*GIVEN EXERCISE:* With the images removed, repeat the data below exactly.

*MATERIAL TO PROCESS:*
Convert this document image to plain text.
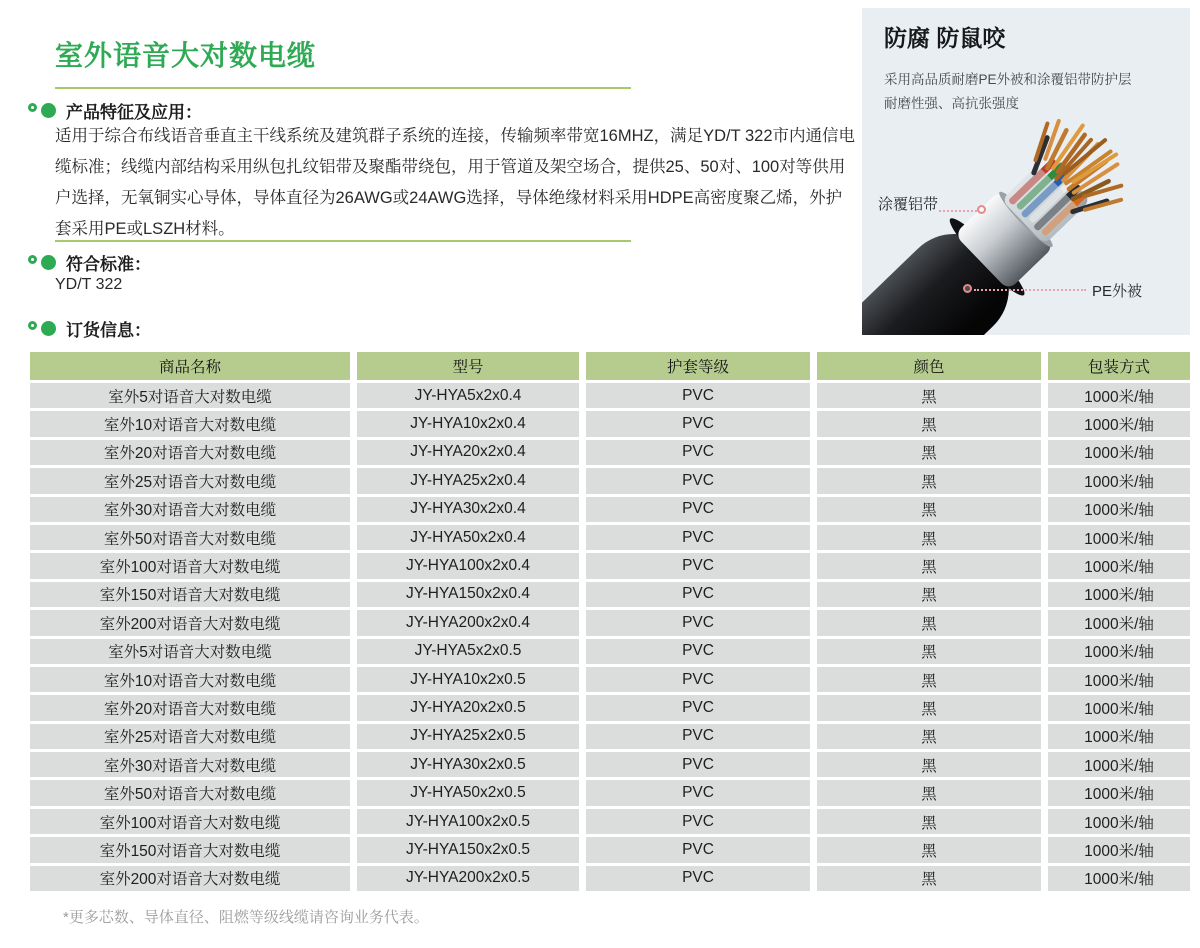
室外语音大对数电缆
产品特征及应用：

适用于综合布线语音垂直主干线系统及建筑群子系统的连接，传输频率带宽16MHZ，满足YD/T 322市内通信电缆标准；线缆内部结构采用纵包扎纹铝带及聚酯带绕包，用于管道及架空场合，提供25、50对、100对等供用户选择，无氧铜实心导体，导体直径为26AWG或24AWG选择，导体绝缘材料采用HDPE高密度聚乙烯，外护套采用PE或LSZH材料。

符合标准：

YD/T 322

订货信息：
商品名称	型号	护套等级	颜色	包装方式
室外5对语音大对数电缆	JY-HYA5x2x0.4	PVC	黑	1000米/轴
室外10对语音大对数电缆	JY-HYA10x2x0.4	PVC	黑	1000米/轴
室外20对语音大对数电缆	JY-HYA20x2x0.4	PVC	黑	1000米/轴
室外25对语音大对数电缆	JY-HYA25x2x0.4	PVC	黑	1000米/轴
室外30对语音大对数电缆	JY-HYA30x2x0.4	PVC	黑	1000米/轴
室外50对语音大对数电缆	JY-HYA50x2x0.4	PVC	黑	1000米/轴
室外100对语音大对数电缆	JY-HYA100x2x0.4	PVC	黑	1000米/轴
室外150对语音大对数电缆	JY-HYA150x2x0.4	PVC	黑	1000米/轴
室外200对语音大对数电缆	JY-HYA200x2x0.4	PVC	黑	1000米/轴
室外5对语音大对数电缆	JY-HYA5x2x0.5	PVC	黑	1000米/轴
室外10对语音大对数电缆	JY-HYA10x2x0.5	PVC	黑	1000米/轴
室外20对语音大对数电缆	JY-HYA20x2x0.5	PVC	黑	1000米/轴
室外25对语音大对数电缆	JY-HYA25x2x0.5	PVC	黑	1000米/轴
室外30对语音大对数电缆	JY-HYA30x2x0.5	PVC	黑	1000米/轴
室外50对语音大对数电缆	JY-HYA50x2x0.5	PVC	黑	1000米/轴
室外100对语音大对数电缆	JY-HYA100x2x0.5	PVC	黑	1000米/轴
室外150对语音大对数电缆	JY-HYA150x2x0.5	PVC	黑	1000米/轴
室外200对语音大对数电缆	JY-HYA200x2x0.5	PVC	黑	1000米/轴

*更多芯数、导体直径、阻燃等级线缆请咨询业务代表。

防腐 防鼠咬
采用高品质耐磨PE外被和涂覆铝带防护层
耐磨性强、高抗张强度
涂覆铝带
PE外被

*THE ANSWER:*
Convert this document image to plain text.
室外语音大对数电缆
产品特征及应用：

适用于综合布线语音垂直主干线系统及建筑群子系统的连接，传输频率带宽16MHZ，满足YD/T 322市内通信电缆标准；线缆内部结构采用纵包扎纹铝带及聚酯带绕包，用于管道及架空场合，提供25、50对、100对等供用户选择，无氧铜实心导体，导体直径为26AWG或24AWG选择，导体绝缘材料采用HDPE高密度聚乙烯，外护套采用PE或LSZH材料。

符合标准：

YD/T 322

订货信息：
商品名称	型号	护套等级	颜色	包装方式
室外5对语音大对数电缆	JY-HYA5x2x0.4	PVC	黑	1000米/轴
室外10对语音大对数电缆	JY-HYA10x2x0.4	PVC	黑	1000米/轴
室外20对语音大对数电缆	JY-HYA20x2x0.4	PVC	黑	1000米/轴
室外25对语音大对数电缆	JY-HYA25x2x0.4	PVC	黑	1000米/轴
室外30对语音大对数电缆	JY-HYA30x2x0.4	PVC	黑	1000米/轴
室外50对语音大对数电缆	JY-HYA50x2x0.4	PVC	黑	1000米/轴
室外100对语音大对数电缆	JY-HYA100x2x0.4	PVC	黑	1000米/轴
室外150对语音大对数电缆	JY-HYA150x2x0.4	PVC	黑	1000米/轴
室外200对语音大对数电缆	JY-HYA200x2x0.4	PVC	黑	1000米/轴
室外5对语音大对数电缆	JY-HYA5x2x0.5	PVC	黑	1000米/轴
室外10对语音大对数电缆	JY-HYA10x2x0.5	PVC	黑	1000米/轴
室外20对语音大对数电缆	JY-HYA20x2x0.5	PVC	黑	1000米/轴
室外25对语音大对数电缆	JY-HYA25x2x0.5	PVC	黑	1000米/轴
室外30对语音大对数电缆	JY-HYA30x2x0.5	PVC	黑	1000米/轴
室外50对语音大对数电缆	JY-HYA50x2x0.5	PVC	黑	1000米/轴
室外100对语音大对数电缆	JY-HYA100x2x0.5	PVC	黑	1000米/轴
室外150对语音大对数电缆	JY-HYA150x2x0.5	PVC	黑	1000米/轴
室外200对语音大对数电缆	JY-HYA200x2x0.5	PVC	黑	1000米/轴

*更多芯数、导体直径、阻燃等级线缆请咨询业务代表。

防腐 防鼠咬
采用高品质耐磨PE外被和涂覆铝带防护层
耐磨性强、高抗张强度
涂覆铝带
PE外被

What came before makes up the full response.